■ WHAT TO DO: Return the lines beginning at the one that contains "Enumerate this screenshot's" and continuing to the end of the entries, including both ends, exactly as written and nothing else.

■ EXERCISE INPUT:

↓↓↓

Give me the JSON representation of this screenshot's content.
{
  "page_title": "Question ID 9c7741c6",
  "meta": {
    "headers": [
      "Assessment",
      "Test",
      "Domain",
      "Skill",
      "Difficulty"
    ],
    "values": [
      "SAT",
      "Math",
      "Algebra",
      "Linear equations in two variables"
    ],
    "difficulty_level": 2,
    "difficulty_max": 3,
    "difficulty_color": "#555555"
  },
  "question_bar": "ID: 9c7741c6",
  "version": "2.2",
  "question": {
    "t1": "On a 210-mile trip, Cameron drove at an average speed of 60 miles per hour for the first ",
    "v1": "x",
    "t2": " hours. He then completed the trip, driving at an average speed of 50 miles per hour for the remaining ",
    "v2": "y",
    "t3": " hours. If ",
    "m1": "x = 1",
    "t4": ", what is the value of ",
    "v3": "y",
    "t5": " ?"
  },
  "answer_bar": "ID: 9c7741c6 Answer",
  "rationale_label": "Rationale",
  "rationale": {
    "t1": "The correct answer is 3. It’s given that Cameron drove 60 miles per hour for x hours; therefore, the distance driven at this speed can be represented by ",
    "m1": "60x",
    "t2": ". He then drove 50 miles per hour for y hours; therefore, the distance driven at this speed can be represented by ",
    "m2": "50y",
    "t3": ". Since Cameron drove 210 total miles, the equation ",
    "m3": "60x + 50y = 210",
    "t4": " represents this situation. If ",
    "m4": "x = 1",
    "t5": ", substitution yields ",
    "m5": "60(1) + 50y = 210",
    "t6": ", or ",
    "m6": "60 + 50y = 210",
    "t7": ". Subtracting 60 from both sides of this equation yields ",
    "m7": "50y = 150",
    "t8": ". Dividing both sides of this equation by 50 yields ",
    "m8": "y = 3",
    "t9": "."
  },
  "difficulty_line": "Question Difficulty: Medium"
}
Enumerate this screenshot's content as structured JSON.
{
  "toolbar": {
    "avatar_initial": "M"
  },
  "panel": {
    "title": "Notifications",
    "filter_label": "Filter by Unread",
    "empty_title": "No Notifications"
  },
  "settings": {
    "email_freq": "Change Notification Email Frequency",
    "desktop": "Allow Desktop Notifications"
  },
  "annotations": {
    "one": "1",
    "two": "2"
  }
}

↑↑↑

■ RESPONSE TO THE TASK:
Enumerate this screenshot's content as structured JSON.
{
  "toolbar": {
    "avatar_initial": "M"
  },
  "panel": {
    "title": "Notifications",
    "filter_label": "Filter by Unread",
    "empty_title": "No Notifications"
  },
  "settings": {
    "email_freq": "Change Notification Email Frequency",
    "desktop": "Allow Desktop Notifications"
  },
  "annotations": {
    "one": "1",
    "two": "2"
  }
}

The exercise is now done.